■ DIRECTION
Copy the data word for word, keeping every line.
-- start --
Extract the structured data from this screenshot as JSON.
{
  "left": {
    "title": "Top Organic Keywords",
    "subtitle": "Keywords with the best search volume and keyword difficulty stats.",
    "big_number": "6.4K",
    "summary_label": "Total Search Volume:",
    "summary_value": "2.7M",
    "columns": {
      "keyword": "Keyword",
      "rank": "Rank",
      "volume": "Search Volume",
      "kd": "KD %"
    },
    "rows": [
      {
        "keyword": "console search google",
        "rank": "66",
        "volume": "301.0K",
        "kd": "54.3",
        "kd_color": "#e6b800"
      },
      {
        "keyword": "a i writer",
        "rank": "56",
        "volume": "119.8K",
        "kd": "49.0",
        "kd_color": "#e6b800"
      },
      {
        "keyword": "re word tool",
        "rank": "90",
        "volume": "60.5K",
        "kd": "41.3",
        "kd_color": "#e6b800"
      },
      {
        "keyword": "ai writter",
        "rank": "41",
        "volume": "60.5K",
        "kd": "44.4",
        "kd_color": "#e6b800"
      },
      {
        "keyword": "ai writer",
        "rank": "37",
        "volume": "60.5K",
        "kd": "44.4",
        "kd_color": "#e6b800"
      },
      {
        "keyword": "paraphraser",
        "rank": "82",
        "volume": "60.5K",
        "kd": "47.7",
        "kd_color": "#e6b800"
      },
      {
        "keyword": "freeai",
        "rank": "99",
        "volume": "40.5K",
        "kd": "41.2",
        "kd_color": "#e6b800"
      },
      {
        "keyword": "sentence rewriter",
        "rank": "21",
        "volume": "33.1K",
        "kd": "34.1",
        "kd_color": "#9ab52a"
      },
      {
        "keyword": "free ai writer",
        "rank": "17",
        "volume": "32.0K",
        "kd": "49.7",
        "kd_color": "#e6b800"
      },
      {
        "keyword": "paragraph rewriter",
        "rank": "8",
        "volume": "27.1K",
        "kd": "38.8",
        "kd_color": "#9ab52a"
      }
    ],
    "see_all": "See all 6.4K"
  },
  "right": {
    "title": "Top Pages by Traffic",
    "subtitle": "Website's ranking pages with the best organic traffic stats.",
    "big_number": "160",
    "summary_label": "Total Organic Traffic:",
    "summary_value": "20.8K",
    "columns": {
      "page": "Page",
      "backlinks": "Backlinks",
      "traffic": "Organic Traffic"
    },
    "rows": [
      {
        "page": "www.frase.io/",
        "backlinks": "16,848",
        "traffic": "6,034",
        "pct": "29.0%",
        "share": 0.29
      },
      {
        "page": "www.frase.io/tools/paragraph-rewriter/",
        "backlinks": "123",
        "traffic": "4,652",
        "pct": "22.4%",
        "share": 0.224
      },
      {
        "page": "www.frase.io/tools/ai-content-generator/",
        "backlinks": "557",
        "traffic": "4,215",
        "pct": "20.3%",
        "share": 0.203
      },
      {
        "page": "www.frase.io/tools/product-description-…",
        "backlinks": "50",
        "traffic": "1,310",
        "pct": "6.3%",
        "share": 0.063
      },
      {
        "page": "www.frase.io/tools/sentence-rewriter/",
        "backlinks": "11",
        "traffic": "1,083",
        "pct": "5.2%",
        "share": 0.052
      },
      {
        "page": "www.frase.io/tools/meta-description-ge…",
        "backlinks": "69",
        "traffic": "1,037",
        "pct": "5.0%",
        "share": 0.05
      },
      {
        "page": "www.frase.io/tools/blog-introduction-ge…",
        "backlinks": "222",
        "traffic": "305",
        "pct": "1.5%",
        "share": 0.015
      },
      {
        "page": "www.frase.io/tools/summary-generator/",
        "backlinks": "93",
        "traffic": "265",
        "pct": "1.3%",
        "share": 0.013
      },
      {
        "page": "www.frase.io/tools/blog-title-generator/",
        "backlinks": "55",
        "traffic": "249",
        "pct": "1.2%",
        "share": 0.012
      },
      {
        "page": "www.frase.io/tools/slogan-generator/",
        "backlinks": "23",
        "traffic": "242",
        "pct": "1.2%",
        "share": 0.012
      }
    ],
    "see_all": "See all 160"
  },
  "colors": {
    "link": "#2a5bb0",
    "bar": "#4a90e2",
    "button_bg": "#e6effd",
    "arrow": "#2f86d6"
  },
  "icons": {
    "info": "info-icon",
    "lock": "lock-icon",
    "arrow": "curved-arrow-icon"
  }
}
-- end --
■ FINISHED ANSWER
Extract the structured data from this screenshot as JSON.
{
  "left": {
    "title": "Top Organic Keywords",
    "subtitle": "Keywords with the best search volume and keyword difficulty stats.",
    "big_number": "6.4K",
    "summary_label": "Total Search Volume:",
    "summary_value": "2.7M",
    "columns": {
      "keyword": "Keyword",
      "rank": "Rank",
      "volume": "Search Volume",
      "kd": "KD %"
    },
    "rows": [
      {
        "keyword": "console search google",
        "rank": "66",
        "volume": "301.0K",
        "kd": "54.3",
        "kd_color": "#e6b800"
      },
      {
        "keyword": "a i writer",
        "rank": "56",
        "volume": "119.8K",
        "kd": "49.0",
        "kd_color": "#e6b800"
      },
      {
        "keyword": "re word tool",
        "rank": "90",
        "volume": "60.5K",
        "kd": "41.3",
        "kd_color": "#e6b800"
      },
      {
        "keyword": "ai writter",
        "rank": "41",
        "volume": "60.5K",
        "kd": "44.4",
        "kd_color": "#e6b800"
      },
      {
        "keyword": "ai writer",
        "rank": "37",
        "volume": "60.5K",
        "kd": "44.4",
        "kd_color": "#e6b800"
      },
      {
        "keyword": "paraphraser",
        "rank": "82",
        "volume": "60.5K",
        "kd": "47.7",
        "kd_color": "#e6b800"
      },
      {
        "keyword": "freeai",
        "rank": "99",
        "volume": "40.5K",
        "kd": "41.2",
        "kd_color": "#e6b800"
      },
      {
        "keyword": "sentence rewriter",
        "rank": "21",
        "volume": "33.1K",
        "kd": "34.1",
        "kd_color": "#9ab52a"
      },
      {
        "keyword": "free ai writer",
        "rank": "17",
        "volume": "32.0K",
        "kd": "49.7",
        "kd_color": "#e6b800"
      },
      {
        "keyword": "paragraph rewriter",
        "rank": "8",
        "volume": "27.1K",
        "kd": "38.8",
        "kd_color": "#9ab52a"
      }
    ],
    "see_all": "See all 6.4K"
  },
  "right": {
    "title": "Top Pages by Traffic",
    "subtitle": "Website's ranking pages with the best organic traffic stats.",
    "big_number": "160",
    "summary_label": "Total Organic Traffic:",
    "summary_value": "20.8K",
    "columns": {
      "page": "Page",
      "backlinks": "Backlinks",
      "traffic": "Organic Traffic"
    },
    "rows": [
      {
        "page": "www.frase.io/",
        "backlinks": "16,848",
        "traffic": "6,034",
        "pct": "29.0%",
        "share": 0.29
      },
      {
        "page": "www.frase.io/tools/paragraph-rewriter/",
        "backlinks": "123",
        "traffic": "4,652",
        "pct": "22.4%",
        "share": 0.224
      },
      {
        "page": "www.frase.io/tools/ai-content-generator/",
        "backlinks": "557",
        "traffic": "4,215",
        "pct": "20.3%",
        "share": 0.203
      },
      {
        "page": "www.frase.io/tools/product-description-…",
        "backlinks": "50",
        "traffic": "1,310",
        "pct": "6.3%",
        "share": 0.063
      },
      {
        "page": "www.frase.io/tools/sentence-rewriter/",
        "backlinks": "11",
        "traffic": "1,083",
        "pct": "5.2%",
        "share": 0.052
      },
      {
        "page": "www.frase.io/tools/meta-description-ge…",
        "backlinks": "69",
        "traffic": "1,037",
        "pct": "5.0%",
        "share": 0.05
      },
      {
        "page": "www.frase.io/tools/blog-introduction-ge…",
        "backlinks": "222",
        "traffic": "305",
        "pct": "1.5%",
        "share": 0.015
      },
      {
        "page": "www.frase.io/tools/summary-generator/",
        "backlinks": "93",
        "traffic": "265",
        "pct": "1.3%",
        "share": 0.013
      },
      {
        "page": "www.frase.io/tools/blog-title-generator/",
        "backlinks": "55",
        "traffic": "249",
        "pct": "1.2%",
        "share": 0.012
      },
      {
        "page": "www.frase.io/tools/slogan-generator/",
        "backlinks": "23",
        "traffic": "242",
        "pct": "1.2%",
        "share": 0.012
      }
    ],
    "see_all": "See all 160"
  },
  "colors": {
    "link": "#2a5bb0",
    "bar": "#4a90e2",
    "button_bg": "#e6effd",
    "arrow": "#2f86d6"
  },
  "icons": {
    "info": "info-icon",
    "lock": "lock-icon",
    "arrow": "curved-arrow-icon"
  }
}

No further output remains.